# Start of Extracted material

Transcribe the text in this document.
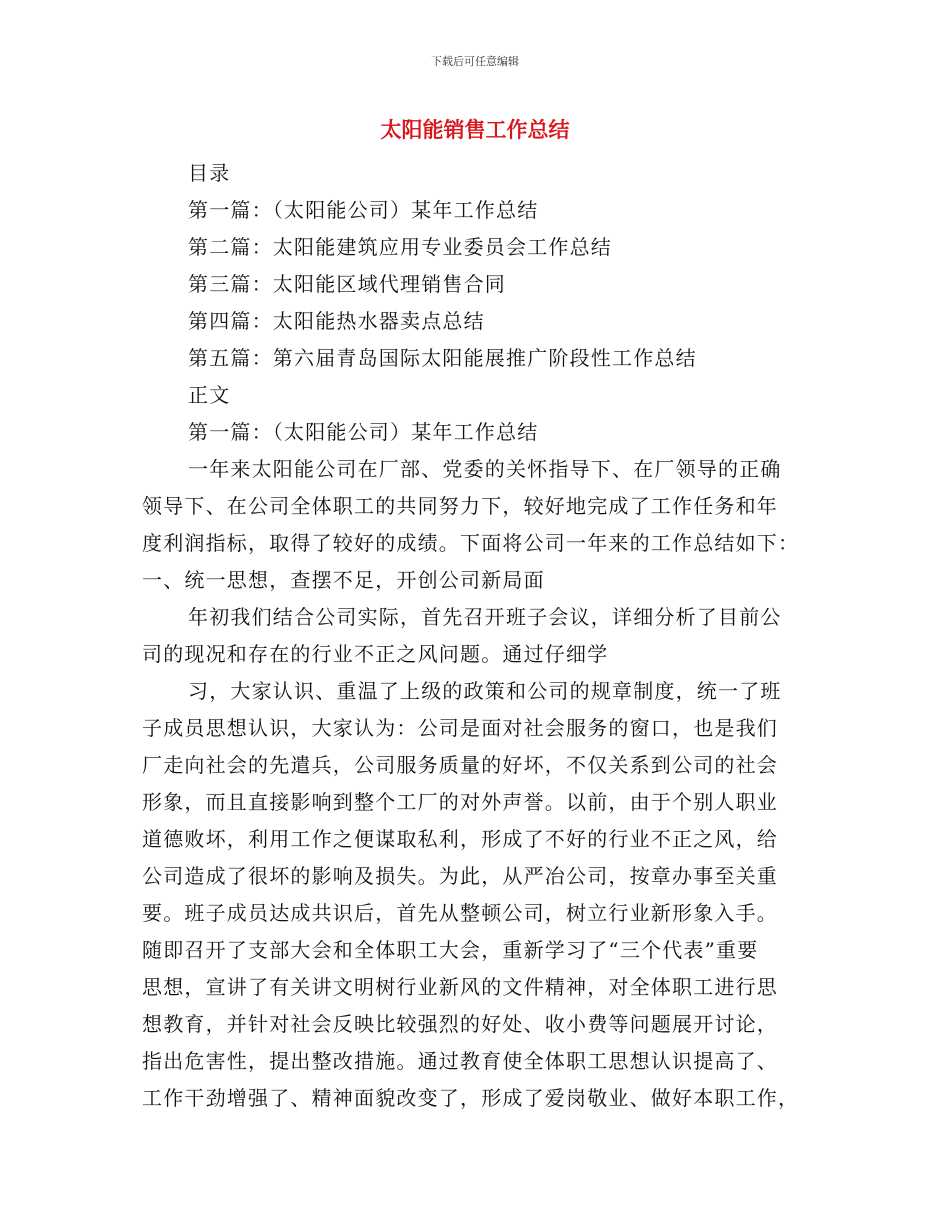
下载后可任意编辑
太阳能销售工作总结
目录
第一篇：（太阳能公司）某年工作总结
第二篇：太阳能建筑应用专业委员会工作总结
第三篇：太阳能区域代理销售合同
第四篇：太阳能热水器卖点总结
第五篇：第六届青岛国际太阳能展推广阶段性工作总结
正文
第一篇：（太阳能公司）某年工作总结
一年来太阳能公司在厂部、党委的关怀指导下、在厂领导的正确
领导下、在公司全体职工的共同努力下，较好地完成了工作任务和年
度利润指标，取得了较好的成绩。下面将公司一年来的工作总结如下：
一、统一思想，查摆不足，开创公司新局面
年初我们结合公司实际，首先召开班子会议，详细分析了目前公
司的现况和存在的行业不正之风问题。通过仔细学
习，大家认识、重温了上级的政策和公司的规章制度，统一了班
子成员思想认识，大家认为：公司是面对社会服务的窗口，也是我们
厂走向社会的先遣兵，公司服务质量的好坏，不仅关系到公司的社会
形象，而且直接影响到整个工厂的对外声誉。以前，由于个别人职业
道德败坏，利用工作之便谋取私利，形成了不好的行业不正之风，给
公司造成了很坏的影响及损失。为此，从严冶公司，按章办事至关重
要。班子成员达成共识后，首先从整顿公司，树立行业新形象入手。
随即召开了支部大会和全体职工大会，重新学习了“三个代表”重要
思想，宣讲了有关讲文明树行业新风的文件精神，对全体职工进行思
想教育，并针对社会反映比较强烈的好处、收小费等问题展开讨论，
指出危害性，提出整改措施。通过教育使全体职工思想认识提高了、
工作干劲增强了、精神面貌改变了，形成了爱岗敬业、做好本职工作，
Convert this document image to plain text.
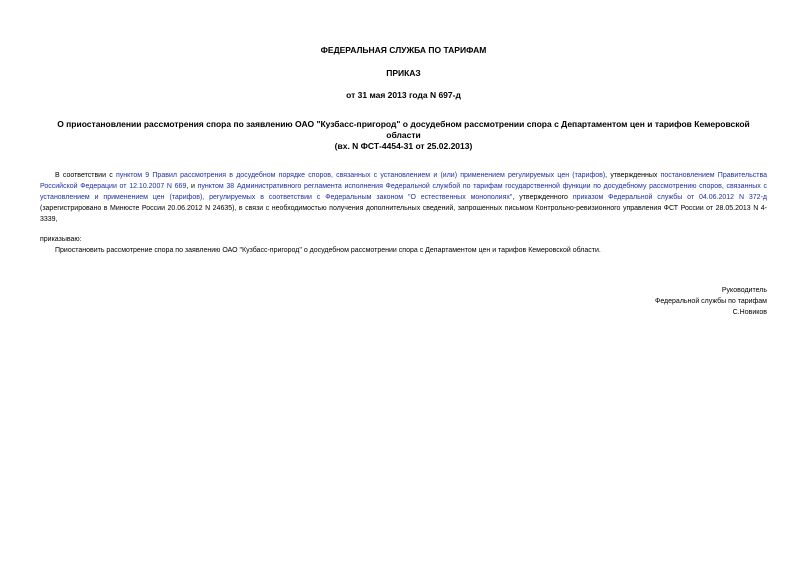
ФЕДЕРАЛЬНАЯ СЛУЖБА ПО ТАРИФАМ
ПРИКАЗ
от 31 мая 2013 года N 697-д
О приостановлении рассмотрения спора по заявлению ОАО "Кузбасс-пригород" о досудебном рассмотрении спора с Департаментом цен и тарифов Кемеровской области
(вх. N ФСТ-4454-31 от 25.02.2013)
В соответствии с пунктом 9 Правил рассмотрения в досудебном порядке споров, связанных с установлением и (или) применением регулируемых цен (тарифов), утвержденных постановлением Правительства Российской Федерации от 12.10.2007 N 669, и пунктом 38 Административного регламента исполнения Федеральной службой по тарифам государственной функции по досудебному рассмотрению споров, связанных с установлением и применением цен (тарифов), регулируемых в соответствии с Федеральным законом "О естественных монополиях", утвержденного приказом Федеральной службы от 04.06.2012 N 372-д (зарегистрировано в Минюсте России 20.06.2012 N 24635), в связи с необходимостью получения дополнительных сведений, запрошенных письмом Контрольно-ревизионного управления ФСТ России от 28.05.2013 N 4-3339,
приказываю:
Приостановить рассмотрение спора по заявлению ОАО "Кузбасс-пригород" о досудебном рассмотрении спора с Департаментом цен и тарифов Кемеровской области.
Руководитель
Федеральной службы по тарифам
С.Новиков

# End of Extracted material

What to work on: In the records above, find each line that holds the word "Федеральной"; copy all such lines.

Response for this exercise:
В соответствии с пунктом 9 Правил рассмотрения в досудебном порядке споров, связанных с установлением и (или) применением регулируемых цен (тарифов), утвержденных постановлением Правительства Российской Федерации от 12.10.2007 N 669, и пунктом 38 Административного регламента исполнения Федеральной службой по тарифам государственной функции по досудебному рассмотрению споров, связанных с установлением и применением цен (тарифов), регулируемых в соответствии с Федеральным законом "О естественных монополиях", утвержденного приказом Федеральной службы от 04.06.2012 N 372-д (зарегистрировано в Минюсте России 20.06.2012 N 24635), в связи с необходимостью получения дополнительных сведений, запрошенных письмом Контрольно-ревизионного управления ФСТ России от 28.05.2013 N 4-3339,
Федеральной службы по тарифам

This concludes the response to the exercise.